= THE TASK =
For the listing underneath, give the count of lines containing the string "Deposit" and nothing further.

[begin DATA]

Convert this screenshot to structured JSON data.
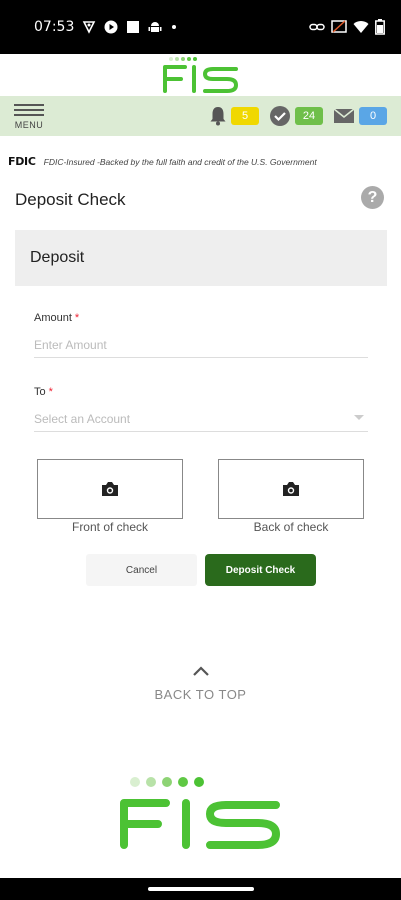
{
  "status_bar": {
    "time": "07:53",
    "left_icons": [
      "vpn-icon",
      "play-icon",
      "square-icon",
      "android-icon",
      "dot-icon"
    ],
    "right_icons": [
      "link-icon",
      "cast-off-icon",
      "wifi-icon",
      "battery-icon"
    ]
  },
  "brand": {
    "name": "FIS",
    "color": "#4cc234",
    "dot_colors": [
      "#d9efd0",
      "#b8e2a8",
      "#8dd374",
      "#5fc844",
      "#4cc234"
    ]
  },
  "nav": {
    "menu_label": "MENU",
    "notifications": {
      "count": "5",
      "badge_color": "#f0d800"
    },
    "tasks": {
      "count": "24",
      "badge_color": "#6fbf4a"
    },
    "messages": {
      "count": "0",
      "badge_color": "#5aa6e6"
    }
  },
  "fdic": {
    "logo": "FDIC",
    "text": "FDIC-Insured -Backed by the full faith and credit of the U.S. Government"
  },
  "page": {
    "title": "Deposit Check",
    "help_icon": "?",
    "section_title": "Deposit"
  },
  "form": {
    "amount_label": "Amount",
    "amount_placeholder": "Enter Amount",
    "to_label": "To",
    "to_placeholder": "Select an Account",
    "required_marker": "*",
    "front_caption": "Front of check",
    "back_caption": "Back of check",
    "cancel_label": "Cancel",
    "deposit_label": "Deposit Check"
  },
  "footer": {
    "back_to_top": "BACK TO TOP"
  }
}
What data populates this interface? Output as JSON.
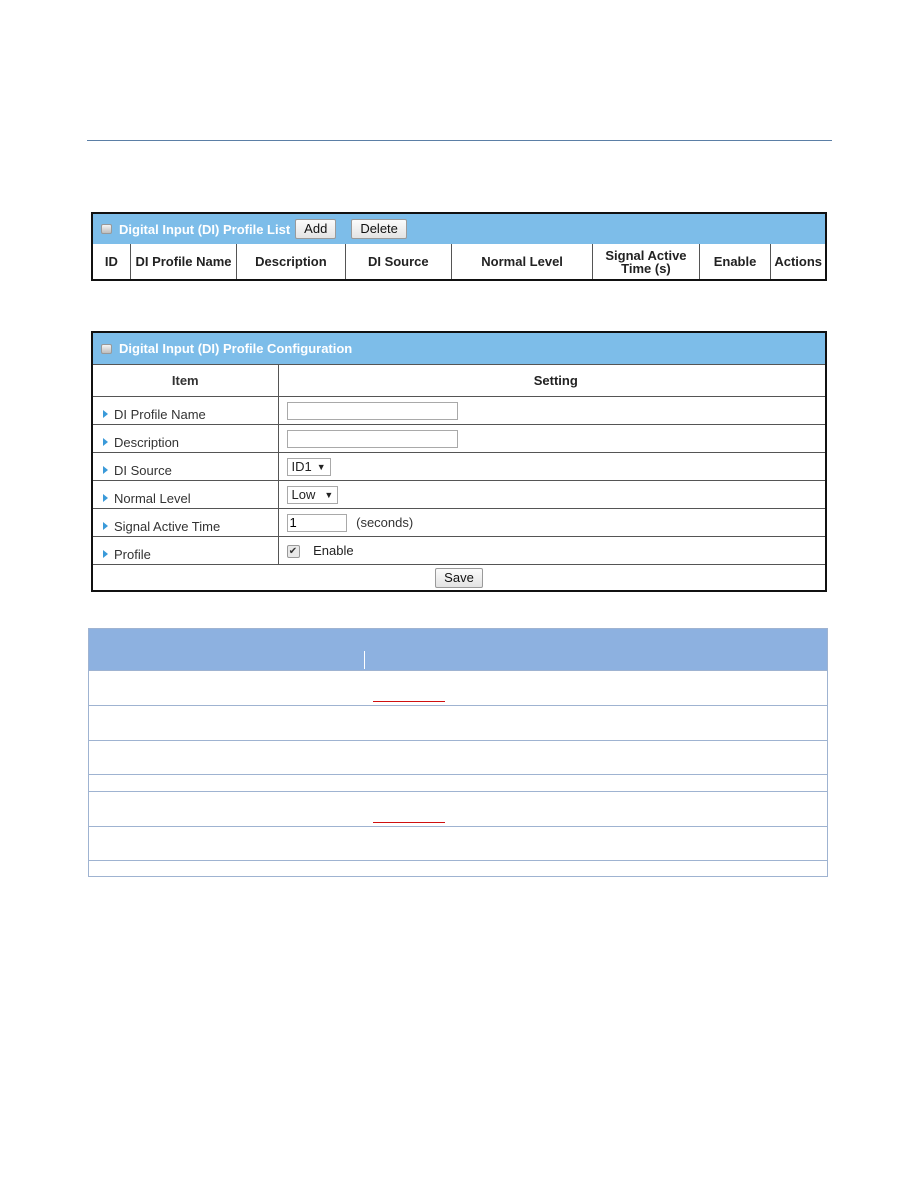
{
  "list_panel": {
    "title": "Digital Input (DI) Profile List",
    "add_label": "Add",
    "delete_label": "Delete",
    "columns": [
      "ID",
      "DI Profile Name",
      "Description",
      "DI Source",
      "Normal Level",
      "Signal Active Time (s)",
      "Enable",
      "Actions"
    ]
  },
  "config_panel": {
    "title": "Digital Input (DI) Profile Configuration",
    "header": {
      "item": "Item",
      "setting": "Setting"
    },
    "rows": [
      {
        "label": "DI Profile Name",
        "value": ""
      },
      {
        "label": "Description",
        "value": ""
      },
      {
        "label": "DI Source",
        "value": "ID1"
      },
      {
        "label": "Normal Level",
        "value": "Low"
      },
      {
        "label": "Signal Active Time",
        "value": "1",
        "suffix": "(seconds)"
      },
      {
        "label": "Profile",
        "checked": true,
        "checkbox_label": "Enable"
      }
    ],
    "save_label": "Save"
  },
  "icons": {
    "title_icon": "panel-bullet-icon",
    "row_arrow": "triangle-right-icon",
    "select_caret": "▼",
    "check_mark": "✔"
  },
  "colors": {
    "title_bar": "#7dbde9",
    "desc_header": "#8db1e0",
    "arrow": "#3a9ad9",
    "underline": "#d01010"
  }
}
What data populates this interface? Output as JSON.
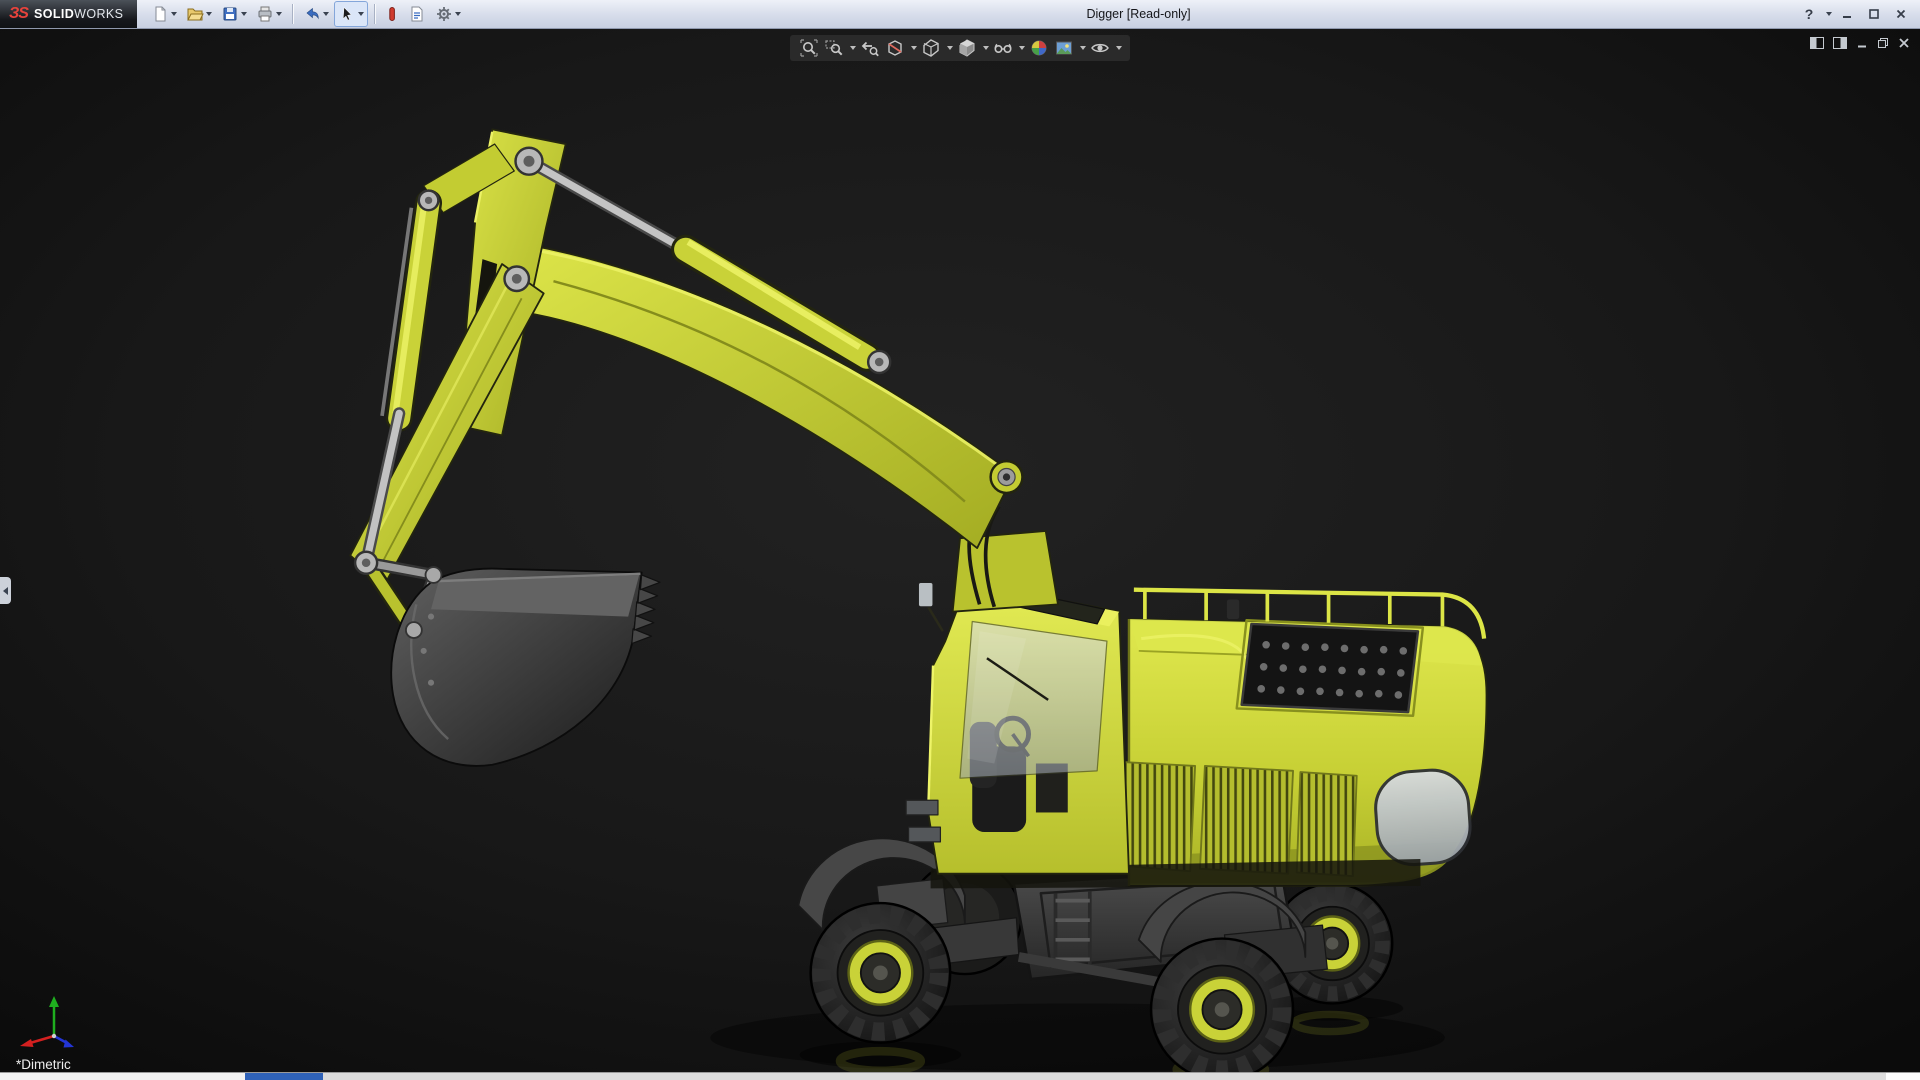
{
  "window": {
    "title": "Digger [Read-only]"
  },
  "brand": {
    "mark": "ЗS",
    "name_bold": "SOLID",
    "name_light": "WORKS"
  },
  "titlebar": {
    "quick_access": [
      {
        "name": "new-document",
        "dropdown": true
      },
      {
        "name": "open",
        "dropdown": true
      },
      {
        "name": "save",
        "dropdown": true
      },
      {
        "name": "print",
        "dropdown": true
      },
      {
        "name": "undo",
        "dropdown": true
      },
      {
        "name": "select",
        "dropdown": true
      },
      {
        "name": "rebuild",
        "dropdown": false
      },
      {
        "name": "file-properties",
        "dropdown": false
      },
      {
        "name": "options",
        "dropdown": true
      }
    ],
    "help_label": "?",
    "window_controls": [
      "minimize",
      "maximize",
      "close"
    ]
  },
  "viewport": {
    "heads_up_toolbar": [
      {
        "name": "zoom-to-fit",
        "dropdown": false
      },
      {
        "name": "zoom-to-area",
        "dropdown": true
      },
      {
        "name": "previous-view",
        "dropdown": false
      },
      {
        "name": "section-view",
        "dropdown": true
      },
      {
        "name": "view-orientation",
        "dropdown": true
      },
      {
        "name": "display-style",
        "dropdown": true
      },
      {
        "name": "hide-show-items",
        "dropdown": true
      },
      {
        "name": "edit-appearance",
        "dropdown": false
      },
      {
        "name": "apply-scene",
        "dropdown": true
      },
      {
        "name": "view-settings",
        "dropdown": true
      }
    ],
    "doc_controls": [
      "pane-left",
      "pane-right",
      "minimize-doc",
      "restore-doc",
      "close-doc"
    ],
    "orientation_label": "*Dimetric",
    "model_name": "Digger"
  },
  "colors": {
    "machine_yellow": "#c9d238",
    "viewport_background": "#141414",
    "titlebar": "#d9e0ec",
    "taskbar_blue": "#2f62b8"
  }
}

[end DATA]

= REPLY TO THE EXERCISE =
3